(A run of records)
┄┄┄┄┄┄┄┄┄┄

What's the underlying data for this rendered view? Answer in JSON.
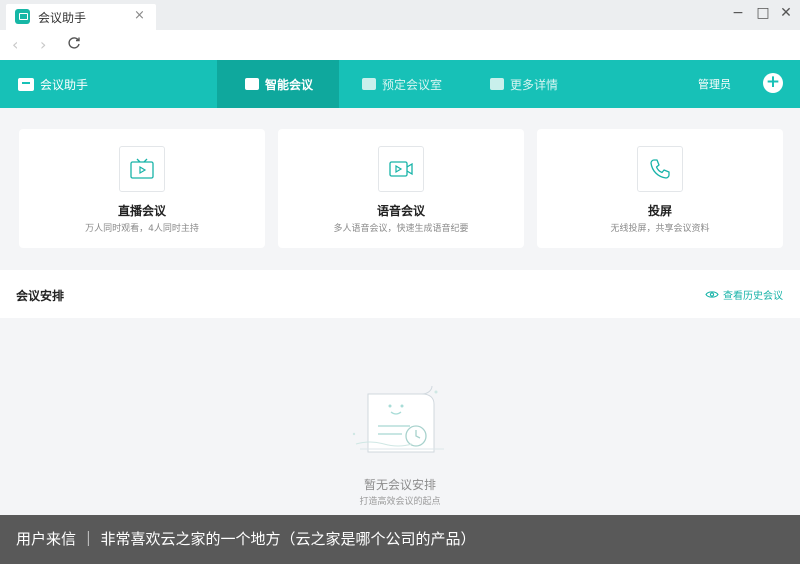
{
  "window": {
    "tab_title": "会议助手",
    "tab_close": "×",
    "controls": {
      "minimize": "−",
      "maximize": "□",
      "close": "✕"
    }
  },
  "nav": {
    "back": "‹",
    "forward": "›"
  },
  "header": {
    "brand": "会议助手",
    "tabs": [
      {
        "label": "智能会议",
        "active": true,
        "icon": "chat-icon"
      },
      {
        "label": "预定会议室",
        "active": false,
        "icon": "book-icon"
      },
      {
        "label": "更多详情",
        "active": false,
        "icon": "grid-icon"
      }
    ],
    "admin": "管理员",
    "add": "+"
  },
  "cards": [
    {
      "title": "直播会议",
      "desc": "万人同时观看，4人同时主持",
      "icon": "tv-play-icon"
    },
    {
      "title": "语音会议",
      "desc": "多人语音会议，快速生成语音纪要",
      "icon": "video-camera-icon"
    },
    {
      "title": "投屏",
      "desc": "无线投屏，共享会议资料",
      "icon": "phone-icon"
    }
  ],
  "schedule": {
    "title": "会议安排",
    "history": "查看历史会议",
    "empty_title": "暂无会议安排",
    "empty_sub": "打造高效会议的起点"
  },
  "caption": "用户来信 ｜ 非常喜欢云之家的一个地方（云之家是哪个公司的产品）",
  "colors": {
    "accent": "#17c1b7",
    "accent_dark": "#0fa89d",
    "bg": "#f4f5f7"
  }
}
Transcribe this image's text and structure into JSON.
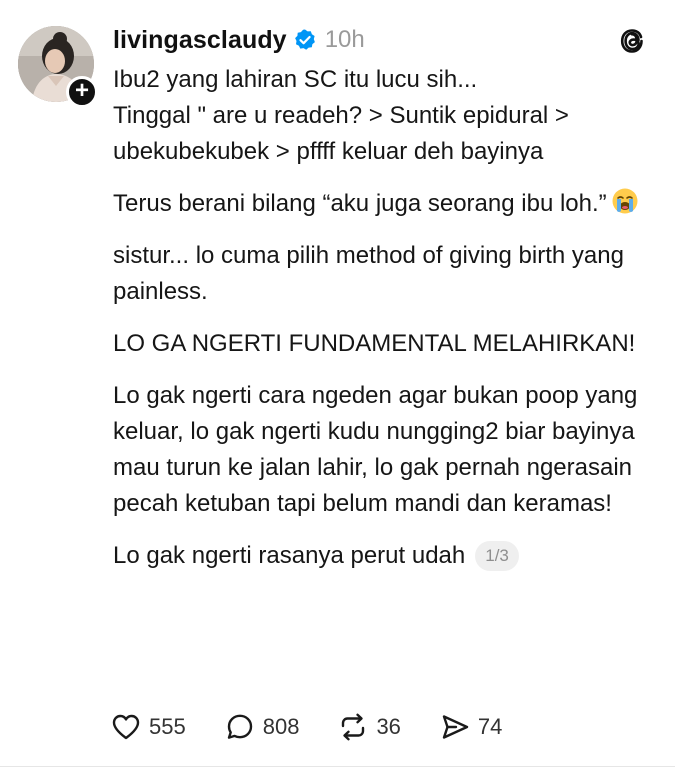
{
  "post": {
    "author": {
      "username": "livingasclaudy",
      "verified": true,
      "avatar_icon": "profile-photo"
    },
    "time": "10h",
    "paragraphs": [
      "Ibu2 yang lahiran SC itu lucu sih...",
      "Tinggal \" are u readeh? > Suntik epidural > ubekubekubek > pffff keluar deh bayinya",
      "Terus berani bilang “aku juga seorang ibu loh.”",
      "sistur... lo cuma pilih method of giving birth yang painless.",
      "LO GA NGERTI FUNDAMENTAL MELAHIRKAN!",
      "Lo gak ngerti cara ngeden agar bukan poop yang keluar, lo gak ngerti kudu nungging2 biar bayinya mau turun ke jalan lahir, lo gak pernah ngerasain pecah ketuban tapi belum mandi dan keramas!",
      "Lo gak ngerti rasanya perut udah"
    ],
    "emoji_after_paragraph_3": "loudly-crying-face",
    "page_indicator": "1/3",
    "actions": {
      "likes": "555",
      "replies": "808",
      "reposts": "36",
      "shares": "74"
    },
    "icons": {
      "like": "heart-icon",
      "reply": "comment-icon",
      "repost": "repost-icon",
      "share": "send-icon",
      "app": "threads-logo-icon",
      "verified": "verified-badge-icon",
      "follow": "plus-icon"
    },
    "colors": {
      "text": "#161616",
      "muted": "#9a9a9a",
      "verified_blue": "#0095f6"
    }
  }
}
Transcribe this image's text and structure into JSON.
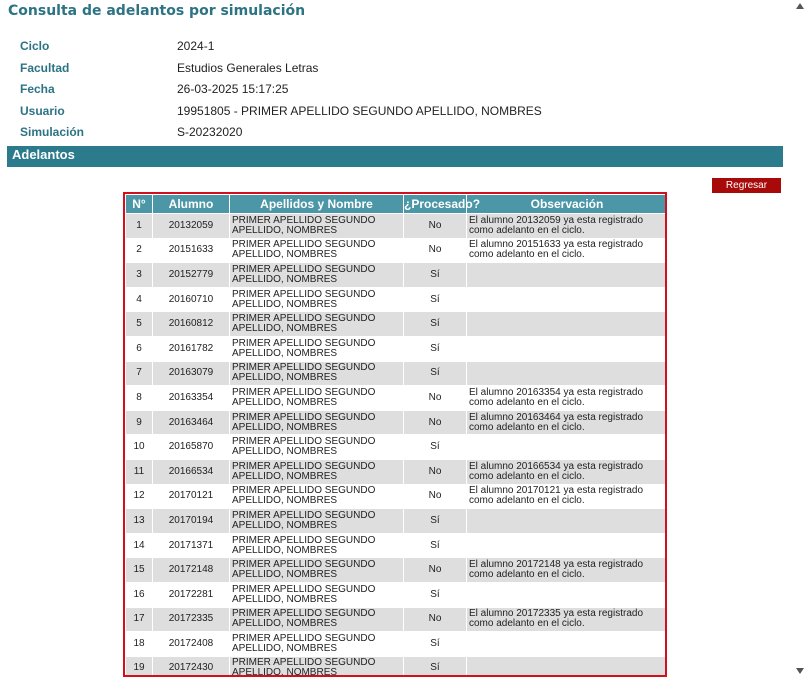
{
  "page_title": "Consulta de adelantos por simulación",
  "info": [
    {
      "label": "Ciclo",
      "value": "2024-1"
    },
    {
      "label": "Facultad",
      "value": "Estudios Generales Letras"
    },
    {
      "label": "Fecha",
      "value": "26-03-2025 15:17:25"
    },
    {
      "label": "Usuario",
      "value": "19951805 - PRIMER APELLIDO SEGUNDO APELLIDO, NOMBRES"
    },
    {
      "label": "Simulación",
      "value": "S-20232020"
    }
  ],
  "section_title": "Adelantos",
  "regresar_label": "Regresar",
  "table": {
    "headers": [
      "N°",
      "Alumno",
      "Apellidos y Nombre",
      "¿Procesado?",
      "Observación"
    ],
    "rows": [
      {
        "n": "1",
        "alumno": "20132059",
        "nombre": "PRIMER APELLIDO SEGUNDO APELLIDO, NOMBRES",
        "procesado": "No",
        "obs": "El alumno 20132059 ya esta registrado como adelanto en el ciclo."
      },
      {
        "n": "2",
        "alumno": "20151633",
        "nombre": "PRIMER APELLIDO SEGUNDO APELLIDO, NOMBRES",
        "procesado": "No",
        "obs": "El alumno 20151633 ya esta registrado como adelanto en el ciclo."
      },
      {
        "n": "3",
        "alumno": "20152779",
        "nombre": "PRIMER APELLIDO SEGUNDO APELLIDO, NOMBRES",
        "procesado": "Sí",
        "obs": ""
      },
      {
        "n": "4",
        "alumno": "20160710",
        "nombre": "PRIMER APELLIDO SEGUNDO APELLIDO, NOMBRES",
        "procesado": "Sí",
        "obs": ""
      },
      {
        "n": "5",
        "alumno": "20160812",
        "nombre": "PRIMER APELLIDO SEGUNDO APELLIDO, NOMBRES",
        "procesado": "Sí",
        "obs": ""
      },
      {
        "n": "6",
        "alumno": "20161782",
        "nombre": "PRIMER APELLIDO SEGUNDO APELLIDO, NOMBRES",
        "procesado": "Sí",
        "obs": ""
      },
      {
        "n": "7",
        "alumno": "20163079",
        "nombre": "PRIMER APELLIDO SEGUNDO APELLIDO, NOMBRES",
        "procesado": "Sí",
        "obs": ""
      },
      {
        "n": "8",
        "alumno": "20163354",
        "nombre": "PRIMER APELLIDO SEGUNDO APELLIDO, NOMBRES",
        "procesado": "No",
        "obs": "El alumno 20163354 ya esta registrado como adelanto en el ciclo."
      },
      {
        "n": "9",
        "alumno": "20163464",
        "nombre": "PRIMER APELLIDO SEGUNDO APELLIDO, NOMBRES",
        "procesado": "No",
        "obs": "El alumno 20163464 ya esta registrado como adelanto en el ciclo."
      },
      {
        "n": "10",
        "alumno": "20165870",
        "nombre": "PRIMER APELLIDO SEGUNDO APELLIDO, NOMBRES",
        "procesado": "Sí",
        "obs": ""
      },
      {
        "n": "11",
        "alumno": "20166534",
        "nombre": "PRIMER APELLIDO SEGUNDO APELLIDO, NOMBRES",
        "procesado": "No",
        "obs": "El alumno 20166534 ya esta registrado como adelanto en el ciclo."
      },
      {
        "n": "12",
        "alumno": "20170121",
        "nombre": "PRIMER APELLIDO SEGUNDO APELLIDO, NOMBRES",
        "procesado": "No",
        "obs": "El alumno 20170121 ya esta registrado como adelanto en el ciclo."
      },
      {
        "n": "13",
        "alumno": "20170194",
        "nombre": "PRIMER APELLIDO SEGUNDO APELLIDO, NOMBRES",
        "procesado": "Sí",
        "obs": ""
      },
      {
        "n": "14",
        "alumno": "20171371",
        "nombre": "PRIMER APELLIDO SEGUNDO APELLIDO, NOMBRES",
        "procesado": "Sí",
        "obs": ""
      },
      {
        "n": "15",
        "alumno": "20172148",
        "nombre": "PRIMER APELLIDO SEGUNDO APELLIDO, NOMBRES",
        "procesado": "No",
        "obs": "El alumno 20172148 ya esta registrado como adelanto en el ciclo."
      },
      {
        "n": "16",
        "alumno": "20172281",
        "nombre": "PRIMER APELLIDO SEGUNDO APELLIDO, NOMBRES",
        "procesado": "Sí",
        "obs": ""
      },
      {
        "n": "17",
        "alumno": "20172335",
        "nombre": "PRIMER APELLIDO SEGUNDO APELLIDO, NOMBRES",
        "procesado": "No",
        "obs": "El alumno 20172335 ya esta registrado como adelanto en el ciclo."
      },
      {
        "n": "18",
        "alumno": "20172408",
        "nombre": "PRIMER APELLIDO SEGUNDO APELLIDO, NOMBRES",
        "procesado": "Sí",
        "obs": ""
      },
      {
        "n": "19",
        "alumno": "20172430",
        "nombre": "PRIMER APELLIDO SEGUNDO APELLIDO, NOMBRES",
        "procesado": "Sí",
        "obs": ""
      }
    ]
  }
}
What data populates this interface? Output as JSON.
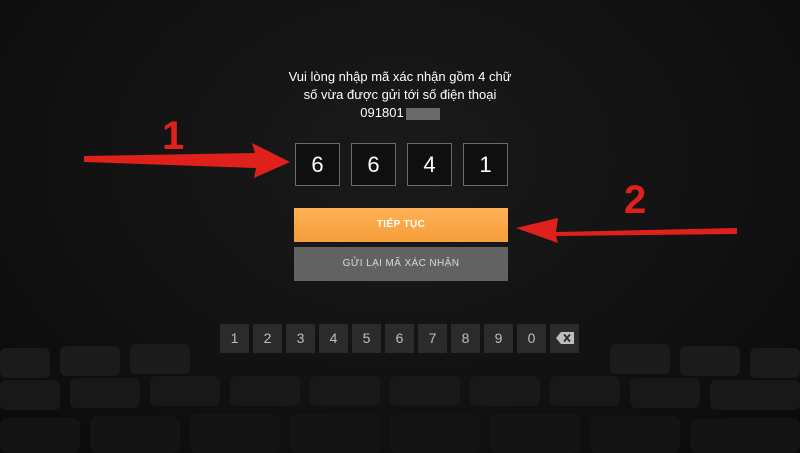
{
  "prompt": {
    "line1": "Vui lòng nhập mã xác nhận gồm 4 chữ",
    "line2": "số vừa được gửi tới số điện thoại",
    "phone_visible": "091801"
  },
  "code_digits": [
    "6",
    "6",
    "4",
    "1"
  ],
  "buttons": {
    "continue_label": "TIẾP TỤC",
    "resend_label": "GỬI LẠI MÃ XÁC NHẬN"
  },
  "keypad": {
    "keys": [
      "1",
      "2",
      "3",
      "4",
      "5",
      "6",
      "7",
      "8",
      "9",
      "0"
    ],
    "backspace_icon": "backspace-icon"
  },
  "annotations": {
    "marker_1": "1",
    "marker_2": "2",
    "arrow_color": "#e0201b"
  },
  "colors": {
    "primary_button": "#f59d3a",
    "secondary_button": "#626262",
    "background": "#121212"
  }
}
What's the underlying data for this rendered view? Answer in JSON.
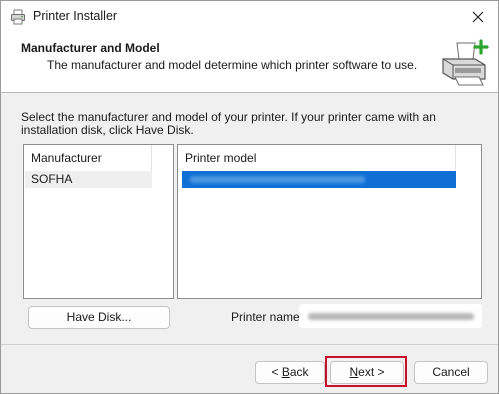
{
  "window": {
    "title": "Printer Installer"
  },
  "header": {
    "title": "Manufacturer and Model",
    "subtitle": "The manufacturer and model determine which printer software to use."
  },
  "instructions": "Select the manufacturer and model of your printer. If your printer came with an installation disk, click Have Disk.",
  "manufacturer_list": {
    "header": "Manufacturer",
    "items": [
      "SOFHA"
    ],
    "selected": "SOFHA"
  },
  "model_list": {
    "header": "Printer model",
    "items_redacted": true
  },
  "buttons": {
    "have_disk": "Have Disk...",
    "back_pre": "< ",
    "back_access": "B",
    "back_post": "ack",
    "next_access": "N",
    "next_post": "ext >",
    "cancel": "Cancel"
  },
  "printer_name": {
    "label": "Printer name:",
    "value_redacted": true
  },
  "icons": {
    "title": "printer-installer-icon",
    "close": "close-icon",
    "header_art": "printer-add-icon"
  },
  "colors": {
    "selection": "#0f6fd4",
    "highlight": "#c8102e"
  }
}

┄┄┄┄┄┄┄┄┄┄

*What to work on*: Search the data for "bayinya". Copy every matching line.

*Solution for this problem*:
      "Tinggal \" are u readeh? > Suntik epidural > ubekubekubek > pffff keluar deh bayinya",
      "Lo gak ngerti cara ngeden agar bukan poop yang keluar, lo gak ngerti kudu nungging2 biar bayinya mau turun ke jalan lahir, lo gak pernah ngerasain pecah ketuban tapi belum mandi dan keramas!",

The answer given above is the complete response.